REQUEST -> Nothing in the data should change when you return it, but leave the pictures out.

Raw records
______
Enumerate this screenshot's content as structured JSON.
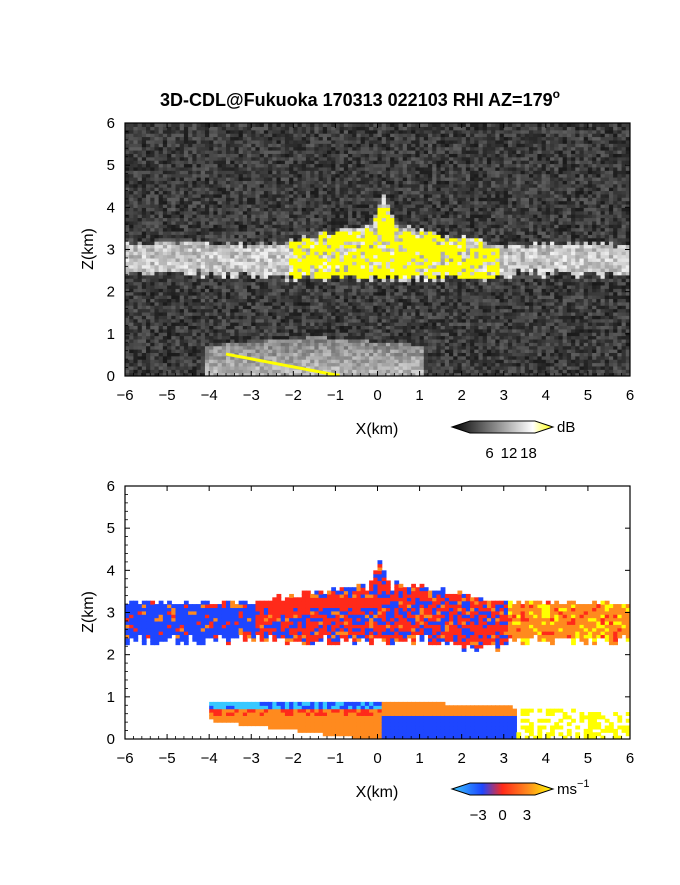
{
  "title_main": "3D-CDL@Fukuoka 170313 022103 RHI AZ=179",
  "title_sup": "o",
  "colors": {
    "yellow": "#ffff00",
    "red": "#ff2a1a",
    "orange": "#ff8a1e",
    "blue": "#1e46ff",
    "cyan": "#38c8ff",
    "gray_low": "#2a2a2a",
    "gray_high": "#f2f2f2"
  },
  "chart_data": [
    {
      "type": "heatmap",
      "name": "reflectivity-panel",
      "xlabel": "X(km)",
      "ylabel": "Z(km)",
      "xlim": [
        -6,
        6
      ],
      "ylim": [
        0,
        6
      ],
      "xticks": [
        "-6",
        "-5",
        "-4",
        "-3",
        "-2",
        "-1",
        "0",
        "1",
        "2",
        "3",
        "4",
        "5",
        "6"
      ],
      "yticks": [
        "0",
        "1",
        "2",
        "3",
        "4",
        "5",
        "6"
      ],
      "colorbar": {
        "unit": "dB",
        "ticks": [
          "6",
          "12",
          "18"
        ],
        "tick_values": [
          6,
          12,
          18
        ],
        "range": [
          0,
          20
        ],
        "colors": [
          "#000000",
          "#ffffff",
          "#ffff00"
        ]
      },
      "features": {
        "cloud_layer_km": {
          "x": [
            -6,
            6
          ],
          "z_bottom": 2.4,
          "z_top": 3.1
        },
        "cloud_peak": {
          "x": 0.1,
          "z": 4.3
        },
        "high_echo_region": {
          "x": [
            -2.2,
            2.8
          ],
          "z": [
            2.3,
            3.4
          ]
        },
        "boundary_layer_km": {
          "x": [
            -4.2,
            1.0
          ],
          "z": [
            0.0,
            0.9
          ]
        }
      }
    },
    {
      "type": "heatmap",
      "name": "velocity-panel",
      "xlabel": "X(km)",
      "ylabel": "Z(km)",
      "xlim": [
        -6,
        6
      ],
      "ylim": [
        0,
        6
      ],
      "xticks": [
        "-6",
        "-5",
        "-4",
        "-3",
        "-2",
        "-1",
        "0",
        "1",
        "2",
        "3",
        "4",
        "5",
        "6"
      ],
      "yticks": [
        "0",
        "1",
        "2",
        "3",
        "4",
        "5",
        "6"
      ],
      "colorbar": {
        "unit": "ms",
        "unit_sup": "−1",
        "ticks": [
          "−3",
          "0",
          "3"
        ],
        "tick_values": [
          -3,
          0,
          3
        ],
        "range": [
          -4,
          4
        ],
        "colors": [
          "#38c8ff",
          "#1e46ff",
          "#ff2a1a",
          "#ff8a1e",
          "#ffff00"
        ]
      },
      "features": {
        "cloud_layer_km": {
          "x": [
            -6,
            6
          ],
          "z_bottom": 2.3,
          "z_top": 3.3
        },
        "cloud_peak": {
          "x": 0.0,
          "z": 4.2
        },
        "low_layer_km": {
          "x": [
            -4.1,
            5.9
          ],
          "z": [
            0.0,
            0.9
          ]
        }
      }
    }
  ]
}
______
SOLUTION TO THIS EXERCISE ->
Enumerate this screenshot's content as structured JSON.
{
  "title_main": "3D-CDL@Fukuoka 170313 022103 RHI AZ=179",
  "title_sup": "o",
  "colors": {
    "yellow": "#ffff00",
    "red": "#ff2a1a",
    "orange": "#ff8a1e",
    "blue": "#1e46ff",
    "cyan": "#38c8ff",
    "gray_low": "#2a2a2a",
    "gray_high": "#f2f2f2"
  },
  "chart_data": [
    {
      "type": "heatmap",
      "name": "reflectivity-panel",
      "xlabel": "X(km)",
      "ylabel": "Z(km)",
      "xlim": [
        -6,
        6
      ],
      "ylim": [
        0,
        6
      ],
      "xticks": [
        "-6",
        "-5",
        "-4",
        "-3",
        "-2",
        "-1",
        "0",
        "1",
        "2",
        "3",
        "4",
        "5",
        "6"
      ],
      "yticks": [
        "0",
        "1",
        "2",
        "3",
        "4",
        "5",
        "6"
      ],
      "colorbar": {
        "unit": "dB",
        "ticks": [
          "6",
          "12",
          "18"
        ],
        "tick_values": [
          6,
          12,
          18
        ],
        "range": [
          0,
          20
        ],
        "colors": [
          "#000000",
          "#ffffff",
          "#ffff00"
        ]
      },
      "features": {
        "cloud_layer_km": {
          "x": [
            -6,
            6
          ],
          "z_bottom": 2.4,
          "z_top": 3.1
        },
        "cloud_peak": {
          "x": 0.1,
          "z": 4.3
        },
        "high_echo_region": {
          "x": [
            -2.2,
            2.8
          ],
          "z": [
            2.3,
            3.4
          ]
        },
        "boundary_layer_km": {
          "x": [
            -4.2,
            1.0
          ],
          "z": [
            0.0,
            0.9
          ]
        }
      }
    },
    {
      "type": "heatmap",
      "name": "velocity-panel",
      "xlabel": "X(km)",
      "ylabel": "Z(km)",
      "xlim": [
        -6,
        6
      ],
      "ylim": [
        0,
        6
      ],
      "xticks": [
        "-6",
        "-5",
        "-4",
        "-3",
        "-2",
        "-1",
        "0",
        "1",
        "2",
        "3",
        "4",
        "5",
        "6"
      ],
      "yticks": [
        "0",
        "1",
        "2",
        "3",
        "4",
        "5",
        "6"
      ],
      "colorbar": {
        "unit": "ms",
        "unit_sup": "−1",
        "ticks": [
          "−3",
          "0",
          "3"
        ],
        "tick_values": [
          -3,
          0,
          3
        ],
        "range": [
          -4,
          4
        ],
        "colors": [
          "#38c8ff",
          "#1e46ff",
          "#ff2a1a",
          "#ff8a1e",
          "#ffff00"
        ]
      },
      "features": {
        "cloud_layer_km": {
          "x": [
            -6,
            6
          ],
          "z_bottom": 2.3,
          "z_top": 3.3
        },
        "cloud_peak": {
          "x": 0.0,
          "z": 4.2
        },
        "low_layer_km": {
          "x": [
            -4.1,
            5.9
          ],
          "z": [
            0.0,
            0.9
          ]
        }
      }
    }
  ]
}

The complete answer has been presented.